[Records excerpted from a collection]
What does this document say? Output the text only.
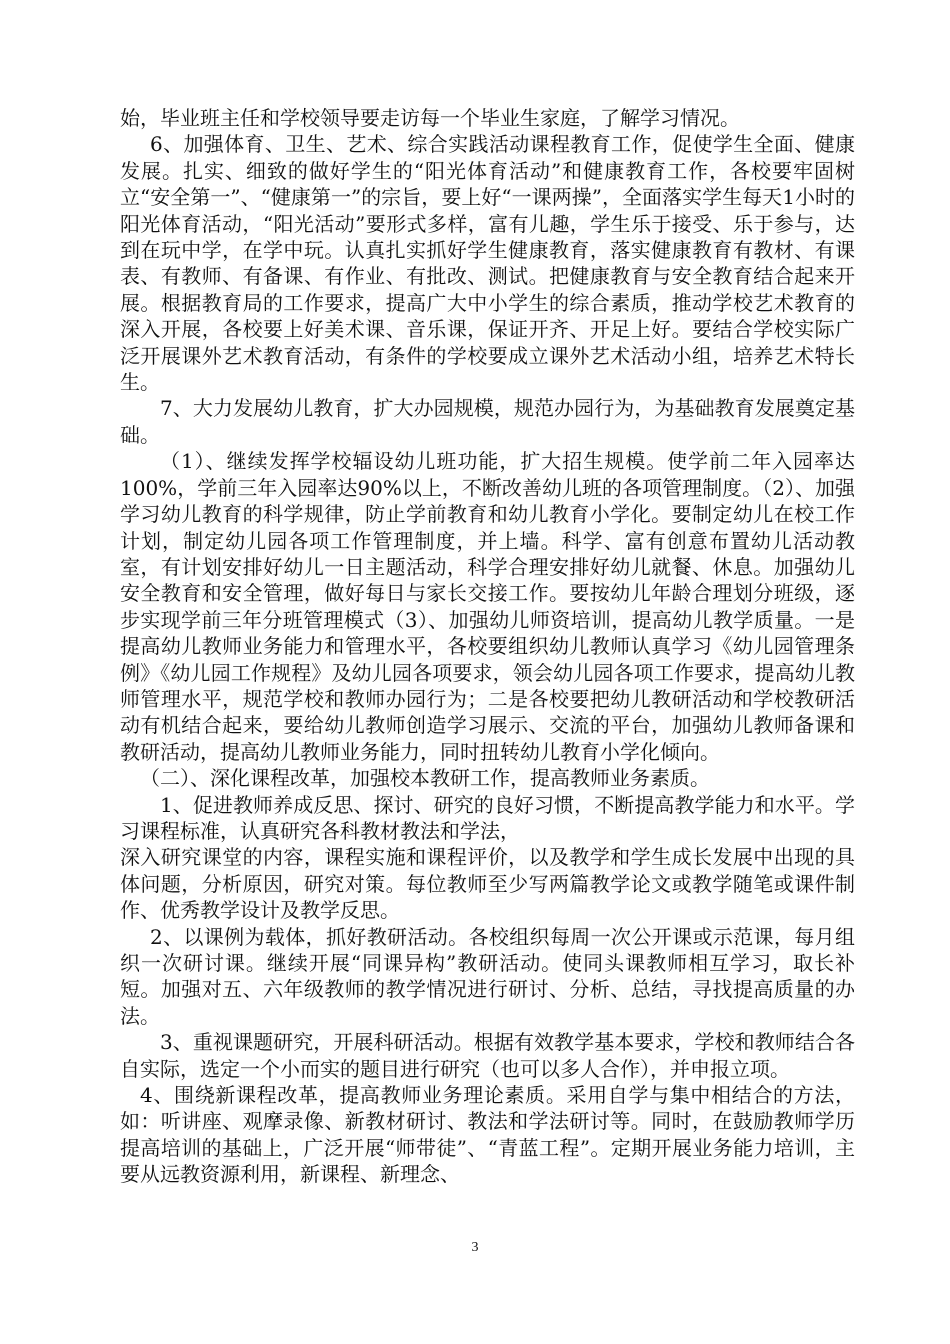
始，毕业班主任和学校领导要走访每一个毕业生家庭，了解学习情况。

6、加强体育、卫生、艺术、综合实践活动课程教育工作，促使学生全面、健康发展。扎实、细致的做好学生的“阳光体育活动”和健康教育工作，各校要牢固树立“安全第一”、“健康第一”的宗旨，要上好“一课两操”，全面落实学生每天1小时的阳光体育活动，“阳光活动”要形式多样，富有儿趣，学生乐于接受、乐于参与，达到在玩中学，在学中玩。认真扎实抓好学生健康教育，落实健康教育有教材、有课表、有教师、有备课、有作业、有批改、测试。把健康教育与安全教育结合起来开展。根据教育局的工作要求，提高广大中小学生的综合素质，推动学校艺术教育的深入开展，各校要上好美术课、音乐课，保证开齐、开足上好。要结合学校实际广泛开展课外艺术教育活动，有条件的学校要成立课外艺术活动小组，培养艺术特长生。

7、大力发展幼儿教育，扩大办园规模，规范办园行为，为基础教育发展奠定基础。

（1）、继续发挥学校辐设幼儿班功能，扩大招生规模。使学前二年入园率达100%，学前三年入园率达90%以上，不断改善幼儿班的各项管理制度。（2）、加强学习幼儿教育的科学规律，防止学前教育和幼儿教育小学化。要制定幼儿在校工作计划，制定幼儿园各项工作管理制度，并上墙。科学、富有创意布置幼儿活动教室，有计划安排好幼儿一日主题活动，科学合理安排好幼儿就餐、休息。加强幼儿安全教育和安全管理，做好每日与家长交接工作。要按幼儿年龄合理划分班级，逐步实现学前三年分班管理模式（3）、加强幼儿师资培训，提高幼儿教学质量。一是提高幼儿教师业务能力和管理水平，各校要组织幼儿教师认真学习《幼儿园管理条例》《幼儿园工作规程》及幼儿园各项要求，领会幼儿园各项工作要求，提高幼儿教师管理水平，规范学校和教师办园行为；二是各校要把幼儿教研活动和学校教研活动有机结合起来，要给幼儿教师创造学习展示、交流的平台，加强幼儿教师备课和教研活动，提高幼儿教师业务能力，同时扭转幼儿教育小学化倾向。

（二）、深化课程改革，加强校本教研工作，提高教师业务素质。

1、促进教师养成反思、探讨、研究的良好习惯，不断提高教学能力和水平。学习课程标准，认真研究各科教材教法和学法，

深入研究课堂的内容，课程实施和课程评价，以及教学和学生成长发展中出现的具体问题，分析原因，研究对策。每位教师至少写两篇教学论文或教学随笔或课件制作、优秀教学设计及教学反思。

2、以课例为载体，抓好教研活动。各校组织每周一次公开课或示范课，每月组织一次研讨课。继续开展“同课异构”教研活动。使同头课教师相互学习，取长补短。加强对五、六年级教师的教学情况进行研讨、分析、总结，寻找提高质量的办法。

3、重视课题研究，开展科研活动。根据有效教学基本要求，学校和教师结合各自实际，选定一个小而实的题目进行研究（也可以多人合作），并申报立项。

4、围绕新课程改革，提高教师业务理论素质。采用自学与集中相结合的方法，如：听讲座、观摩录像、新教材研讨、教法和学法研讨等。同时，在鼓励教师学历提高培训的基础上，广泛开展“师带徒”、“青蓝工程”。定期开展业务能力培训，主要从远教资源利用，新课程、新理念、

3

Exercise description: Keep the pictures out of the copy and return the rest of the data above exactly.

The response:
What does this document say? Output the text only.
始，毕业班主任和学校领导要走访每一个毕业生家庭，了解学习情况。

6、加强体育、卫生、艺术、综合实践活动课程教育工作，促使学生全面、健康发展。扎实、细致的做好学生的“阳光体育活动”和健康教育工作，各校要牢固树立“安全第一”、“健康第一”的宗旨，要上好“一课两操”，全面落实学生每天1小时的阳光体育活动，“阳光活动”要形式多样，富有儿趣，学生乐于接受、乐于参与，达到在玩中学，在学中玩。认真扎实抓好学生健康教育，落实健康教育有教材、有课表、有教师、有备课、有作业、有批改、测试。把健康教育与安全教育结合起来开展。根据教育局的工作要求，提高广大中小学生的综合素质，推动学校艺术教育的深入开展，各校要上好美术课、音乐课，保证开齐、开足上好。要结合学校实际广泛开展课外艺术教育活动，有条件的学校要成立课外艺术活动小组，培养艺术特长生。

7、大力发展幼儿教育，扩大办园规模，规范办园行为，为基础教育发展奠定基础。

（1）、继续发挥学校辐设幼儿班功能，扩大招生规模。使学前二年入园率达100%，学前三年入园率达90%以上，不断改善幼儿班的各项管理制度。（2）、加强学习幼儿教育的科学规律，防止学前教育和幼儿教育小学化。要制定幼儿在校工作计划，制定幼儿园各项工作管理制度，并上墙。科学、富有创意布置幼儿活动教室，有计划安排好幼儿一日主题活动，科学合理安排好幼儿就餐、休息。加强幼儿安全教育和安全管理，做好每日与家长交接工作。要按幼儿年龄合理划分班级，逐步实现学前三年分班管理模式（3）、加强幼儿师资培训，提高幼儿教学质量。一是提高幼儿教师业务能力和管理水平，各校要组织幼儿教师认真学习《幼儿园管理条例》《幼儿园工作规程》及幼儿园各项要求，领会幼儿园各项工作要求，提高幼儿教师管理水平，规范学校和教师办园行为；二是各校要把幼儿教研活动和学校教研活动有机结合起来，要给幼儿教师创造学习展示、交流的平台，加强幼儿教师备课和教研活动，提高幼儿教师业务能力，同时扭转幼儿教育小学化倾向。

（二）、深化课程改革，加强校本教研工作，提高教师业务素质。

1、促进教师养成反思、探讨、研究的良好习惯，不断提高教学能力和水平。学习课程标准，认真研究各科教材教法和学法，

深入研究课堂的内容，课程实施和课程评价，以及教学和学生成长发展中出现的具体问题，分析原因，研究对策。每位教师至少写两篇教学论文或教学随笔或课件制作、优秀教学设计及教学反思。

2、以课例为载体，抓好教研活动。各校组织每周一次公开课或示范课，每月组织一次研讨课。继续开展“同课异构”教研活动。使同头课教师相互学习，取长补短。加强对五、六年级教师的教学情况进行研讨、分析、总结，寻找提高质量的办法。

3、重视课题研究，开展科研活动。根据有效教学基本要求，学校和教师结合各自实际，选定一个小而实的题目进行研究（也可以多人合作），并申报立项。

4、围绕新课程改革，提高教师业务理论素质。采用自学与集中相结合的方法，如：听讲座、观摩录像、新教材研讨、教法和学法研讨等。同时，在鼓励教师学历提高培训的基础上，广泛开展“师带徒”、“青蓝工程”。定期开展业务能力培训，主要从远教资源利用，新课程、新理念、

3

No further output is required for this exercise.